> **Challenge**: Below is a listing. Gather each line of it that contains "legend".

--- Start ---

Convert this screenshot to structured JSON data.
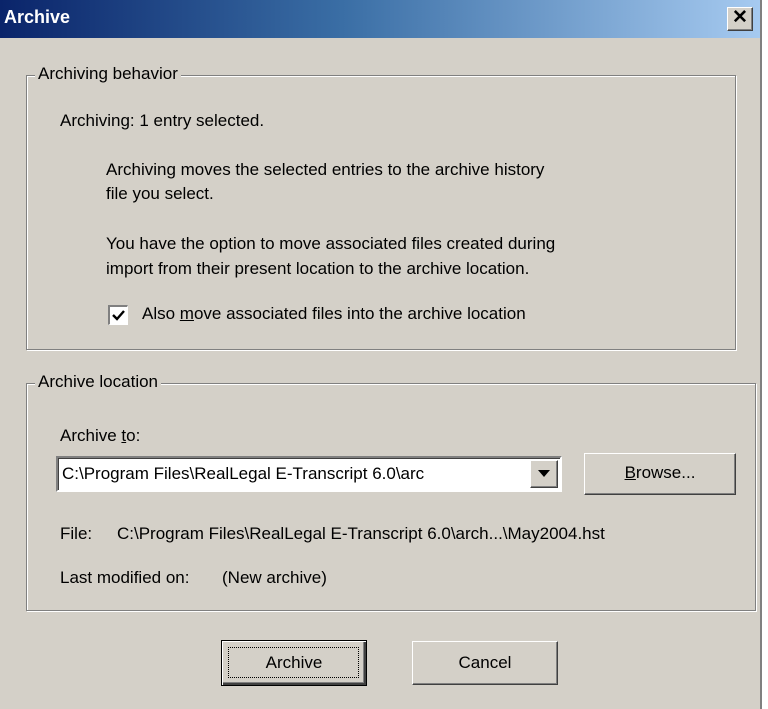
{
  "window": {
    "title": "Archive",
    "close_symbol": "✕"
  },
  "behavior_group": {
    "legend": "Archiving behavior",
    "status": "Archiving:  1 entry selected.",
    "desc1_line1": "Archiving moves the selected entries to the archive history",
    "desc1_line2": "file you select.",
    "desc2_line1": "You have the option to move associated files created during",
    "desc2_line2": "import from their present location to the archive location.",
    "checkbox": {
      "checked": true,
      "label_pre": "Also ",
      "label_accel": "m",
      "label_post": "ove associated files into the archive location"
    }
  },
  "location_group": {
    "legend": "Archive location",
    "archive_to_pre": "Archive ",
    "archive_to_accel": "t",
    "archive_to_post": "o:",
    "path_value": "C:\\Program Files\\RealLegal E-Transcript 6.0\\arc",
    "browse_accel": "B",
    "browse_rest": "rowse...",
    "file_label": "File:",
    "file_value": "C:\\Program Files\\RealLegal E-Transcript 6.0\\arch...\\May2004.hst",
    "modified_label": "Last modified on:",
    "modified_value": "(New archive)"
  },
  "buttons": {
    "archive": "Archive",
    "cancel": "Cancel"
  }
}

--- End ---

> **Answer to this task**:
    "legend": "Archiving behavior",
    "legend": "Archive location",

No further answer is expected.